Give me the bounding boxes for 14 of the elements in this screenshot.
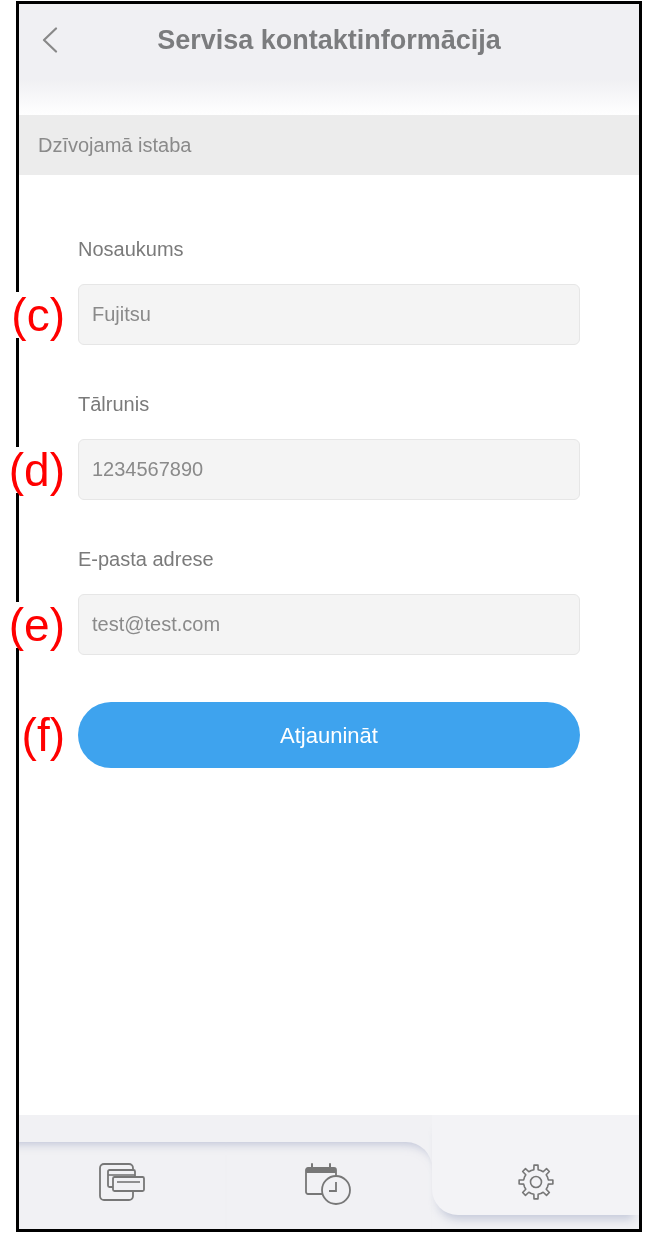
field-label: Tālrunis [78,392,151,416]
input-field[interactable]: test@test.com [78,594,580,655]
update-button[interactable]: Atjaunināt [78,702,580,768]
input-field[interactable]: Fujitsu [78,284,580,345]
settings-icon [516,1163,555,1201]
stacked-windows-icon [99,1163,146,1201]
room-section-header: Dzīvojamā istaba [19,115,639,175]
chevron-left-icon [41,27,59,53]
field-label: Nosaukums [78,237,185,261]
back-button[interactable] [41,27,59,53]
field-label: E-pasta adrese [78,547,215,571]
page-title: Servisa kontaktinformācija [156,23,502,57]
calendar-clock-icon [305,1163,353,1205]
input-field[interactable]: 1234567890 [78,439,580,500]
--
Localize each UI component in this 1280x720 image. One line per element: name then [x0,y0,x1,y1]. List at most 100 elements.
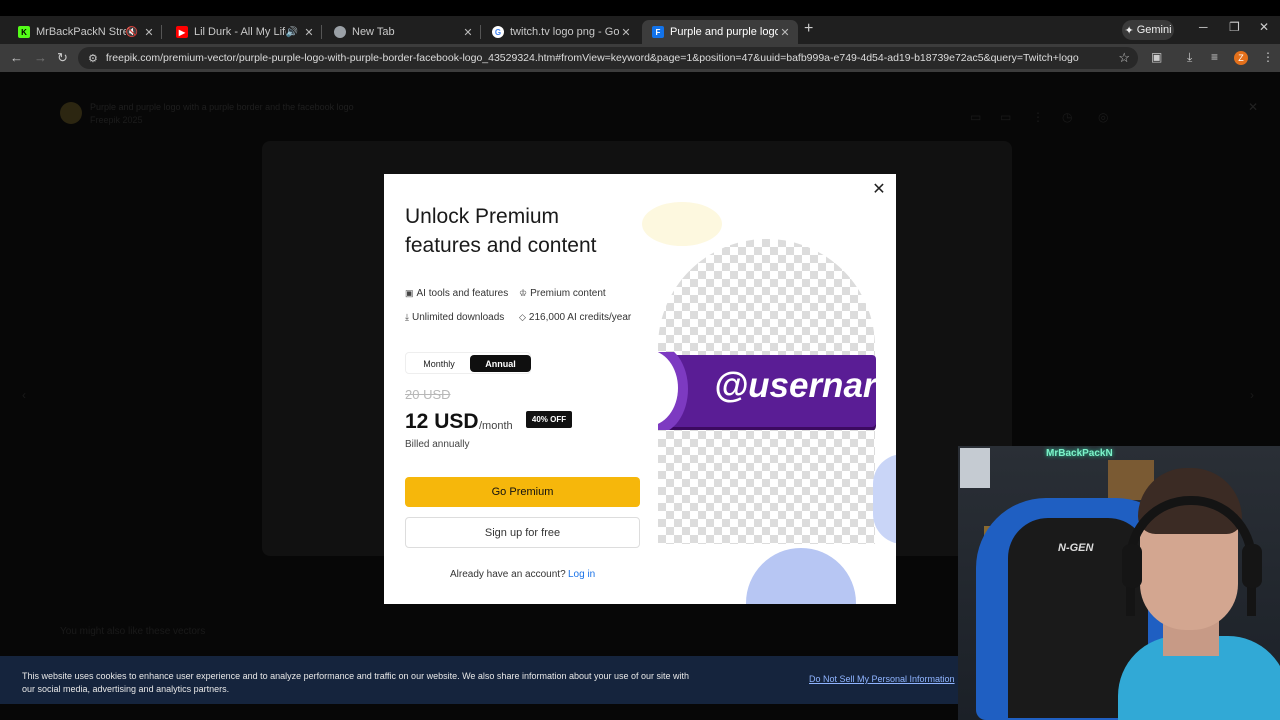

→ **Problem description**: Transcribe the records exactly, everything from the line containing "Give me the" down to the line containing "field-label: E-pasta adrese [78,547,215,571]", leaving out the pictures.

→ **Answer to this exercise**:
Give me the bounding boxes for 14 of the elements in this screenshot.
field-label: Tālrunis [78,392,151,416]
input-field[interactable]: test@test.com [78,594,580,655]
update-button[interactable]: Atjaunināt [78,702,580,768]
input-field[interactable]: Fujitsu [78,284,580,345]
settings-icon [516,1163,555,1201]
stacked-windows-icon [99,1163,146,1201]
room-section-header: Dzīvojamā istaba [19,115,639,175]
chevron-left-icon [41,27,59,53]
field-label: Nosaukums [78,237,185,261]
back-button[interactable] [41,27,59,53]
field-label: E-pasta adrese [78,547,215,571]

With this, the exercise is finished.